### WHAT IS REQUIRED
Repeat the material exactly, every line of it.

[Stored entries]
★ ★ ★ ★ ★

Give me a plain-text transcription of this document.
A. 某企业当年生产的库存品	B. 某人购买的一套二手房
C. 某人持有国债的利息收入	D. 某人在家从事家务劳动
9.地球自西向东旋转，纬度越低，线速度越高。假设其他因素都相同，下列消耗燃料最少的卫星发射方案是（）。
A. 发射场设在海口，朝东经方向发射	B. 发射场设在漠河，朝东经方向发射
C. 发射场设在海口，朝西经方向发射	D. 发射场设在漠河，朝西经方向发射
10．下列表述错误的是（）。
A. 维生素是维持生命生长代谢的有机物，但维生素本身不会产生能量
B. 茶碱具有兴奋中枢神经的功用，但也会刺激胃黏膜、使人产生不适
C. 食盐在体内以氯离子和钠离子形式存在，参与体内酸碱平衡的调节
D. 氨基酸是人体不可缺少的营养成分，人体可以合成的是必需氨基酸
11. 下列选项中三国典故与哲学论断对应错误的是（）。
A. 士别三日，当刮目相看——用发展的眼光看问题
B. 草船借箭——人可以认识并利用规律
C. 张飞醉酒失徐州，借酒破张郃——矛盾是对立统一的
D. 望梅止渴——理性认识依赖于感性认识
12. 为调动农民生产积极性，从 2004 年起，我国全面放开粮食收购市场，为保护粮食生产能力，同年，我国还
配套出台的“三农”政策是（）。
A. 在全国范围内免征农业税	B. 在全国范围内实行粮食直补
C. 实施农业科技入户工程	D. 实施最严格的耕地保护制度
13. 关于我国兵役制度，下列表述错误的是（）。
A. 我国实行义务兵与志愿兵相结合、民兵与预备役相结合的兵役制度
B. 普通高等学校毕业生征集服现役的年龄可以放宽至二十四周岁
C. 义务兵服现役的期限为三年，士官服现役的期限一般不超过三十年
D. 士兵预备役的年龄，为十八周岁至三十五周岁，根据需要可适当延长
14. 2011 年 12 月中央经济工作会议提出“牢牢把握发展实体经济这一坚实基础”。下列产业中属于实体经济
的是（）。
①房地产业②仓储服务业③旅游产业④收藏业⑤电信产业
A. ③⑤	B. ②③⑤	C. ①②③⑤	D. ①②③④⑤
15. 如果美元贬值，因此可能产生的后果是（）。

★ ★ ★ ★ ★

### TASK RESULT
Give me a plain-text transcription of this document.
A. 某企业当年生产的库存品	B. 某人购买的一套二手房
C. 某人持有国债的利息收入	D. 某人在家从事家务劳动
9.地球自西向东旋转，纬度越低，线速度越高。假设其他因素都相同，下列消耗燃料最少的卫星发射方案是（）。
A. 发射场设在海口，朝东经方向发射	B. 发射场设在漠河，朝东经方向发射
C. 发射场设在海口，朝西经方向发射	D. 发射场设在漠河，朝西经方向发射
10．下列表述错误的是（）。
A. 维生素是维持生命生长代谢的有机物，但维生素本身不会产生能量
B. 茶碱具有兴奋中枢神经的功用，但也会刺激胃黏膜、使人产生不适
C. 食盐在体内以氯离子和钠离子形式存在，参与体内酸碱平衡的调节
D. 氨基酸是人体不可缺少的营养成分，人体可以合成的是必需氨基酸
11. 下列选项中三国典故与哲学论断对应错误的是（）。
A. 士别三日，当刮目相看——用发展的眼光看问题
B. 草船借箭——人可以认识并利用规律
C. 张飞醉酒失徐州，借酒破张郃——矛盾是对立统一的
D. 望梅止渴——理性认识依赖于感性认识
12. 为调动农民生产积极性，从 2004 年起，我国全面放开粮食收购市场，为保护粮食生产能力，同年，我国还
配套出台的“三农”政策是（）。
A. 在全国范围内免征农业税	B. 在全国范围内实行粮食直补
C. 实施农业科技入户工程	D. 实施最严格的耕地保护制度
13. 关于我国兵役制度，下列表述错误的是（）。
A. 我国实行义务兵与志愿兵相结合、民兵与预备役相结合的兵役制度
B. 普通高等学校毕业生征集服现役的年龄可以放宽至二十四周岁
C. 义务兵服现役的期限为三年，士官服现役的期限一般不超过三十年
D. 士兵预备役的年龄，为十八周岁至三十五周岁，根据需要可适当延长
14. 2011 年 12 月中央经济工作会议提出“牢牢把握发展实体经济这一坚实基础”。下列产业中属于实体经济
的是（）。
①房地产业②仓储服务业③旅游产业④收藏业⑤电信产业
A. ③⑤	B. ②③⑤	C. ①②③⑤	D. ①②③④⑤
15. 如果美元贬值，因此可能产生的后果是（）。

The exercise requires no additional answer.